Take each line containing the word "ongoing" and copy it.

══════════════════════════════

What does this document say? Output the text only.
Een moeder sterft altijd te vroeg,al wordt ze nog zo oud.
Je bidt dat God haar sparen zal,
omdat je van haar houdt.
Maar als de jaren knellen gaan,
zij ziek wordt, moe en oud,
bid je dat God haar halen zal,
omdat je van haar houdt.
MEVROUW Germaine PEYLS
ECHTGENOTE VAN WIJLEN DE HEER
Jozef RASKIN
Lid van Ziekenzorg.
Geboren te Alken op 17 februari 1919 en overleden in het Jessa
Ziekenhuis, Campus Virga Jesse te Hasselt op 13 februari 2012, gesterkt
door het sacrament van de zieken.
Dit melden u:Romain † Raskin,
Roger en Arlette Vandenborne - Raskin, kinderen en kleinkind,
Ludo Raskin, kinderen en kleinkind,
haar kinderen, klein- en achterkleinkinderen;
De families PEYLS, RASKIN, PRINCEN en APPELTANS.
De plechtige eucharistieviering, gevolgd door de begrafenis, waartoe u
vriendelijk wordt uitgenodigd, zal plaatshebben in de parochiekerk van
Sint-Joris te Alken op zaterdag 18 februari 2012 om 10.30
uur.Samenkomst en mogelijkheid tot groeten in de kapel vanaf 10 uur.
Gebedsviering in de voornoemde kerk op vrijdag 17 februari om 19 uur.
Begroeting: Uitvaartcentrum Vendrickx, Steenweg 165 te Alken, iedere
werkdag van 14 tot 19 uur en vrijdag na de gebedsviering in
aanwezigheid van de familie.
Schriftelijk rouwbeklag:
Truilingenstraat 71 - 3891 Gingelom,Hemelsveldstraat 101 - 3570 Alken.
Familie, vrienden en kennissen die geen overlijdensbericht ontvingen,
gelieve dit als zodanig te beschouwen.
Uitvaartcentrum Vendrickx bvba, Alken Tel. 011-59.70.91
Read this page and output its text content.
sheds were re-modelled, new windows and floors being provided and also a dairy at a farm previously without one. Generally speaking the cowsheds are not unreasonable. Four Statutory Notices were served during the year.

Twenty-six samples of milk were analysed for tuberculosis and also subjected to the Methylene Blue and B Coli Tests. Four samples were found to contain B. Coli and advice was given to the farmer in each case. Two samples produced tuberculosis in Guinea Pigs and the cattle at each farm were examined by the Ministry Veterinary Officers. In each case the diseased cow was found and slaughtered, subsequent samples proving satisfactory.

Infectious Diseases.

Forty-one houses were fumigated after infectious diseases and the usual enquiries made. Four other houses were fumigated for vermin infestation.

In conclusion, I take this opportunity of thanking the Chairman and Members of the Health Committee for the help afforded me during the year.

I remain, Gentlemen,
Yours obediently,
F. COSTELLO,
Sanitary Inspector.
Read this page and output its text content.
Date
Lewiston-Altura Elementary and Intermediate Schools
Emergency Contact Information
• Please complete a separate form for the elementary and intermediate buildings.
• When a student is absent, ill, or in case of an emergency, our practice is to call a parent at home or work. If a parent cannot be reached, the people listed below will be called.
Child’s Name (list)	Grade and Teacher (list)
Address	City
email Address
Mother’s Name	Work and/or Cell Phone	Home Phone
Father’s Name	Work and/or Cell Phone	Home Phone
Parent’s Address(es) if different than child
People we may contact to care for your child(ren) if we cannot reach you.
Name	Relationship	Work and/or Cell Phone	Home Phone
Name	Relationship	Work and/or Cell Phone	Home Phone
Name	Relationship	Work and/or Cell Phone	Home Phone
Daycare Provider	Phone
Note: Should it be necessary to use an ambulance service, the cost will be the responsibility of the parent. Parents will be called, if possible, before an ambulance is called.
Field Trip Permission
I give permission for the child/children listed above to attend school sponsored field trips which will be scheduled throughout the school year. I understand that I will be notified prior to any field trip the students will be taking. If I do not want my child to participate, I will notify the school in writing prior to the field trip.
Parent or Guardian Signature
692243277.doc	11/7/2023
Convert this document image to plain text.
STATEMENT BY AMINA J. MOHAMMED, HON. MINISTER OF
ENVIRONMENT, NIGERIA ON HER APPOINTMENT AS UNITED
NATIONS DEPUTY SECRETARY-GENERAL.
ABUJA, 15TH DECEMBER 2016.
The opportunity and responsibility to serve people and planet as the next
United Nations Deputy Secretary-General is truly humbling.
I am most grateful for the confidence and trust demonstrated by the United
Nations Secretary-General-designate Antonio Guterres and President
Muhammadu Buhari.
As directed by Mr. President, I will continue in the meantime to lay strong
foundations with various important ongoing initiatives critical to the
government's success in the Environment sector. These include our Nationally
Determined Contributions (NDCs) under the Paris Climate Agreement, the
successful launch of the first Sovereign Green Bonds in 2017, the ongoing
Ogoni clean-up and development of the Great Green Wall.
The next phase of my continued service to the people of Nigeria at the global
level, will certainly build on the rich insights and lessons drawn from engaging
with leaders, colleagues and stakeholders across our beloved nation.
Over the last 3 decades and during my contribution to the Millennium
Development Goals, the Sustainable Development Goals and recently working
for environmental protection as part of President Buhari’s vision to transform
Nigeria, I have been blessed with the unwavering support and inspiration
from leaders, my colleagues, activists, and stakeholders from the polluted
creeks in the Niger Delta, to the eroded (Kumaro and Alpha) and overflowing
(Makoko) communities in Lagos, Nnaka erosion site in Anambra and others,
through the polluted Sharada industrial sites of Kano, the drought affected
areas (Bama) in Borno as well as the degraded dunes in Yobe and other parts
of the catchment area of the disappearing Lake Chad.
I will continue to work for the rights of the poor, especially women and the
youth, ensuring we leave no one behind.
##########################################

══════════════════════════════

# [Complete output]
foundations with various important ongoing initiatives critical to the
successful launch of the first Sovereign Green Bonds in 2017, the ongoing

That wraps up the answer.